[BEGIN Record excerpts]

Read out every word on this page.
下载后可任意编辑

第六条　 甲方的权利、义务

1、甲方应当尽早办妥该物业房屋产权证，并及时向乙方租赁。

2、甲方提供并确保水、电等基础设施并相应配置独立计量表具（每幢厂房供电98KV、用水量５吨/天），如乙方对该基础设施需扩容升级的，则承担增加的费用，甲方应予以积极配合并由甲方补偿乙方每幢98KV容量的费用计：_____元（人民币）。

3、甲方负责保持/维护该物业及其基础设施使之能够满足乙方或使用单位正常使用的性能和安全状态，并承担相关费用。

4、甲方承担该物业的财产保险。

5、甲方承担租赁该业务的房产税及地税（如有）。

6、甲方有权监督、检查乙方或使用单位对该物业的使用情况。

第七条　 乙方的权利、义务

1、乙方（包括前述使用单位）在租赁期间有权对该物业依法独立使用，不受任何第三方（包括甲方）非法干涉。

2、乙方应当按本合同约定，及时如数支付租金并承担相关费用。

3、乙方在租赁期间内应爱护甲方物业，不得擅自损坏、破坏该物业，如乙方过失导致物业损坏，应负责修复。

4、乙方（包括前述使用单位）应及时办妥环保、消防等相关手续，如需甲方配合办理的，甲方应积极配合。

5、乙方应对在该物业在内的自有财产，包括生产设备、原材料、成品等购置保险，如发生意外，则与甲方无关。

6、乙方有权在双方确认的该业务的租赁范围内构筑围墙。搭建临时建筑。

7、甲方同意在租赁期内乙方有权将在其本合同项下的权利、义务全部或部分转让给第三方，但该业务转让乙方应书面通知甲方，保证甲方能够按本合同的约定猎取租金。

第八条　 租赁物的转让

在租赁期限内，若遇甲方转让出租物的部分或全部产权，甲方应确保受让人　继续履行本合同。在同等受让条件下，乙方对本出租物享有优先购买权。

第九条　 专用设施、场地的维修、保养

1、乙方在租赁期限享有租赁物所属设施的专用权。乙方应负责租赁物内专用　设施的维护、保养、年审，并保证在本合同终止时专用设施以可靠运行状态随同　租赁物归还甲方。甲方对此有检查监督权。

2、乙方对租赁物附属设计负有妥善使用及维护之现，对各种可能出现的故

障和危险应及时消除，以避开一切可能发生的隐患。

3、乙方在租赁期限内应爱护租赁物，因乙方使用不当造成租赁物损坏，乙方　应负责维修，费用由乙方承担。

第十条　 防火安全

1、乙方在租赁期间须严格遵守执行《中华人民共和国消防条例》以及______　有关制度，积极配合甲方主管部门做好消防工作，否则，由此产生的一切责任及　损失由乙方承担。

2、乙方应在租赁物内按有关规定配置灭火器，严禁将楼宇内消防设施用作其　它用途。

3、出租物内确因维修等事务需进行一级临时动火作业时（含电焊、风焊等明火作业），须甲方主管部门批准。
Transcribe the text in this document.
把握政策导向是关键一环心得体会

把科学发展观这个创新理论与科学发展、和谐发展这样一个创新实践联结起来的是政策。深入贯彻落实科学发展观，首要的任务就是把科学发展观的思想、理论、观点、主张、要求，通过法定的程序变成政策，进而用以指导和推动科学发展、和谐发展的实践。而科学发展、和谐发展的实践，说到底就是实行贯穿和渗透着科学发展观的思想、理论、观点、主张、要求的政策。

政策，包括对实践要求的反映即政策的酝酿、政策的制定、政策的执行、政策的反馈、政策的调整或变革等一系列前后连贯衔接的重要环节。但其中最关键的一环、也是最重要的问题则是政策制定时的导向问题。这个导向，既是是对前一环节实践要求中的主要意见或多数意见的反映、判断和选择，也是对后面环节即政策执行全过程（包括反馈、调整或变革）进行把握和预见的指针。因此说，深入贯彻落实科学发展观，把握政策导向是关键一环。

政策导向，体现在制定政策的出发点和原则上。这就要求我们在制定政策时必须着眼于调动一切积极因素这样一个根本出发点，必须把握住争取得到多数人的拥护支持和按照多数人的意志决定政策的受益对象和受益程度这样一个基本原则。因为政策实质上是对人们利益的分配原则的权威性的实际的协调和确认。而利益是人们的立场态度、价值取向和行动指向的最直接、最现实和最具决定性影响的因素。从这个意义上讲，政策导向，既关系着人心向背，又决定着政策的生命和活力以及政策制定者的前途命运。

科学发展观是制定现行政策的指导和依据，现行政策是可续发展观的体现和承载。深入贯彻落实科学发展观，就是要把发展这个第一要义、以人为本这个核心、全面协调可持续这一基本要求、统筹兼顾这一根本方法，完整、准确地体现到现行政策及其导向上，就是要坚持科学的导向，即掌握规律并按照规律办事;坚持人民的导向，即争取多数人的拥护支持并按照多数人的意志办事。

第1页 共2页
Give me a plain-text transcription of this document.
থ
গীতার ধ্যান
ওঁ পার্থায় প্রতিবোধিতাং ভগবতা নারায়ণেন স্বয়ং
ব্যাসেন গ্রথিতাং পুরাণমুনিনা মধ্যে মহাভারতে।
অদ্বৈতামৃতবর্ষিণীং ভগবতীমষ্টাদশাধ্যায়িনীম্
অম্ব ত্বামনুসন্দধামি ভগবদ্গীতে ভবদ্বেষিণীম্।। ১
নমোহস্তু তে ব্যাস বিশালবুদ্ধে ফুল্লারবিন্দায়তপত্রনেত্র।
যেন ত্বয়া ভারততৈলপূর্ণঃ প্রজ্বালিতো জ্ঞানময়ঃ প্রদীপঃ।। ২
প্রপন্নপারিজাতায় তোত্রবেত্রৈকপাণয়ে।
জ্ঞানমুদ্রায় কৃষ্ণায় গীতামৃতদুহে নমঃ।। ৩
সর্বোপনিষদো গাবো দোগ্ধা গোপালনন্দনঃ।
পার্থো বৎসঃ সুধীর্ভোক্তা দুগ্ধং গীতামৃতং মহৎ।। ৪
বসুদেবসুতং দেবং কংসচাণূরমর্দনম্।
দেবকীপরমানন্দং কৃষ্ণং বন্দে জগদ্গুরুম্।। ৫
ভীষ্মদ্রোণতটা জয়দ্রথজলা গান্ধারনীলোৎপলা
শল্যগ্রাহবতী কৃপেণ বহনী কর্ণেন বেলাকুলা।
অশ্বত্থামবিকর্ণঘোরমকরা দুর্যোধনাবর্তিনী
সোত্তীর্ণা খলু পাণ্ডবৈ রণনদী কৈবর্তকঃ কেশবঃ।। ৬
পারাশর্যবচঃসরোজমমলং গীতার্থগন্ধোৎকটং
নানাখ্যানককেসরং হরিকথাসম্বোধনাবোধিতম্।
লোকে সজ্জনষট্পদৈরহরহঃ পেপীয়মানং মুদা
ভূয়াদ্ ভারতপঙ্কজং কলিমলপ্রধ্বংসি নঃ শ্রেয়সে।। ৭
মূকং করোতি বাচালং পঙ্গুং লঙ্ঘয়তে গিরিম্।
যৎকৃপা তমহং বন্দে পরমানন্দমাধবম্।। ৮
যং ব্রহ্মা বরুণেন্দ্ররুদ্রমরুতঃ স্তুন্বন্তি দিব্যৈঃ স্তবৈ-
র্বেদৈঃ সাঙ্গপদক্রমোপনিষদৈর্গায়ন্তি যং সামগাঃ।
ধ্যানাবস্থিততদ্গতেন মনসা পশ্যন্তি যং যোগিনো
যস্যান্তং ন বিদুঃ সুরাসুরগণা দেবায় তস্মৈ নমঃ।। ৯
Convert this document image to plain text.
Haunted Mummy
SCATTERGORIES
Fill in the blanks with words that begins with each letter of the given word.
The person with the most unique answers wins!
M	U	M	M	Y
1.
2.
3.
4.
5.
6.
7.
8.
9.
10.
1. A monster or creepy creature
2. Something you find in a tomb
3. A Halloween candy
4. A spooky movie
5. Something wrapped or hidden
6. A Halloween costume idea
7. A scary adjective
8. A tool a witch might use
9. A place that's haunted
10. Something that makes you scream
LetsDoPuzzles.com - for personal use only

[END Record excerpts]

**What the task requires:** Where a line above contains the word "this", copy that line.

**Problem solution:**
Read out every word on this page.
Transcribe the text in this document.
Give me a plain-text transcription of this document.
Convert this document image to plain text.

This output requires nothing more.